Record extracts:
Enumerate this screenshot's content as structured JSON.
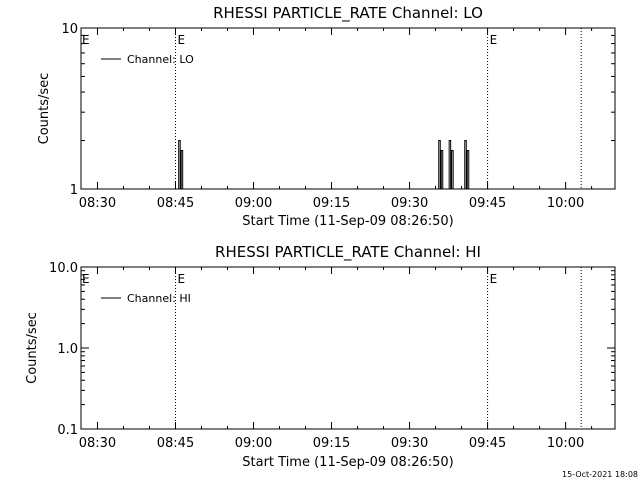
{
  "chart_data": [
    {
      "type": "line",
      "title": "RHESSI PARTICLE_RATE Channel: LO",
      "xlabel": "Start Time (11-Sep-09 08:26:50)",
      "ylabel": "Counts/sec",
      "yscale": "log",
      "ylim": [
        1,
        10
      ],
      "ytick_labels": [
        "1",
        "10"
      ],
      "xlim": [
        "08:26:50",
        "10:09:30"
      ],
      "xtick_labels": [
        "08:30",
        "08:45",
        "09:00",
        "09:15",
        "09:30",
        "09:45",
        "10:00"
      ],
      "grid": false,
      "legend_position": "top-left",
      "series": [
        {
          "name": "Channel: LO",
          "x": [
            "08:46",
            "08:46",
            "08:46",
            "09:36",
            "09:36",
            "09:36",
            "09:38",
            "09:38",
            "09:38",
            "09:41",
            "09:41",
            "09:41"
          ],
          "y": [
            1,
            2,
            1,
            1,
            2,
            1,
            1,
            2,
            1,
            1,
            2,
            1
          ]
        }
      ],
      "event_lines": [
        {
          "x": "08:45",
          "marker": "E"
        },
        {
          "x": "09:45",
          "marker": "E"
        },
        {
          "x": "10:03",
          "marker": ""
        }
      ]
    },
    {
      "type": "line",
      "title": "RHESSI PARTICLE_RATE Channel: HI",
      "xlabel": "Start Time (11-Sep-09 08:26:50)",
      "ylabel": "Counts/sec",
      "yscale": "log",
      "ylim": [
        0.1,
        10
      ],
      "ytick_labels": [
        "0.1",
        "1.0",
        "10.0"
      ],
      "xlim": [
        "08:26:50",
        "10:09:30"
      ],
      "xtick_labels": [
        "08:30",
        "08:45",
        "09:00",
        "09:15",
        "09:30",
        "09:45",
        "10:00"
      ],
      "grid": false,
      "legend_position": "top-left",
      "series": [
        {
          "name": "Channel: HI",
          "x": [],
          "y": []
        }
      ],
      "event_lines": [
        {
          "x": "08:45",
          "marker": "E"
        },
        {
          "x": "09:45",
          "marker": "E"
        },
        {
          "x": "10:03",
          "marker": ""
        }
      ]
    }
  ],
  "footer": {
    "date": "15-Oct-2021 18:08"
  }
}
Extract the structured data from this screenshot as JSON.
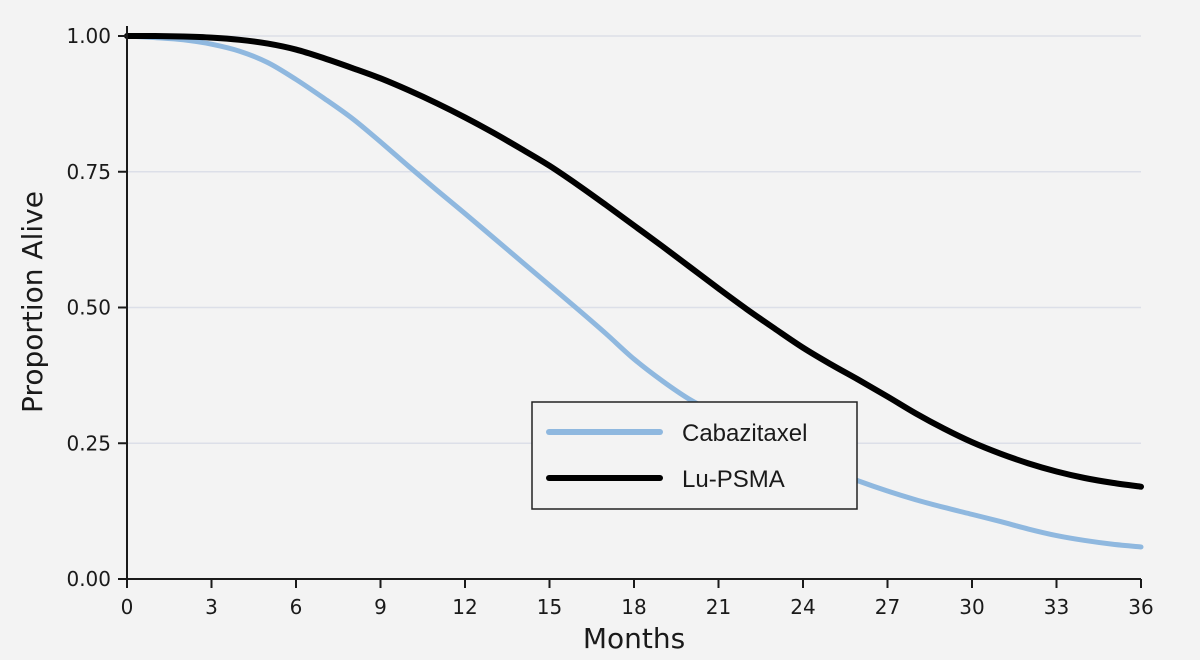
{
  "chart_data": {
    "type": "line",
    "xlabel": "Months",
    "ylabel": "Proportion Alive",
    "xlim": [
      0,
      36
    ],
    "ylim": [
      0,
      1
    ],
    "x_ticks": [
      0,
      3,
      6,
      9,
      12,
      15,
      18,
      21,
      24,
      27,
      30,
      33,
      36
    ],
    "x_tick_labels": [
      "0",
      "3",
      "6",
      "9",
      "12",
      "15",
      "18",
      "21",
      "24",
      "27",
      "30",
      "33",
      "36"
    ],
    "y_ticks": [
      0,
      0.25,
      0.5,
      0.75,
      1.0
    ],
    "y_tick_labels": [
      "0.00",
      "0.25",
      "0.50",
      "0.75",
      "1.00"
    ],
    "grid": "horizontal",
    "legend_position": "center-right",
    "series": [
      {
        "name": "Cabazitaxel",
        "color": "#8fb8df",
        "x": [
          0,
          1,
          2,
          3,
          4,
          5,
          6,
          7,
          8,
          9,
          10,
          11,
          12,
          13,
          14,
          15,
          16,
          17,
          18,
          19,
          20,
          21,
          22,
          23,
          24,
          25,
          26,
          27,
          28,
          29,
          30,
          31,
          32,
          33,
          34,
          35,
          36
        ],
        "y": [
          1.0,
          0.997,
          0.993,
          0.985,
          0.972,
          0.951,
          0.92,
          0.885,
          0.848,
          0.805,
          0.76,
          0.716,
          0.673,
          0.629,
          0.585,
          0.541,
          0.497,
          0.452,
          0.405,
          0.365,
          0.33,
          0.303,
          0.278,
          0.254,
          0.227,
          0.2,
          0.18,
          0.162,
          0.146,
          0.132,
          0.119,
          0.106,
          0.092,
          0.08,
          0.071,
          0.064,
          0.059
        ]
      },
      {
        "name": "Lu-PSMA",
        "color": "#000000",
        "x": [
          0,
          1,
          2,
          3,
          4,
          5,
          6,
          7,
          8,
          9,
          10,
          11,
          12,
          13,
          14,
          15,
          16,
          17,
          18,
          19,
          20,
          21,
          22,
          23,
          24,
          25,
          26,
          27,
          28,
          29,
          30,
          31,
          32,
          33,
          34,
          35,
          36
        ],
        "y": [
          1.0,
          1.0,
          0.999,
          0.997,
          0.993,
          0.986,
          0.975,
          0.959,
          0.941,
          0.922,
          0.9,
          0.876,
          0.85,
          0.822,
          0.792,
          0.761,
          0.726,
          0.689,
          0.651,
          0.613,
          0.574,
          0.535,
          0.497,
          0.461,
          0.426,
          0.395,
          0.366,
          0.336,
          0.305,
          0.277,
          0.252,
          0.231,
          0.213,
          0.198,
          0.186,
          0.177,
          0.17
        ]
      }
    ]
  }
}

Task:
Go through the entries and return each line where the word "RHESSI" appears.

Result:
      "title": "RHESSI PARTICLE_RATE Channel: LO",
      "title": "RHESSI PARTICLE_RATE Channel: HI",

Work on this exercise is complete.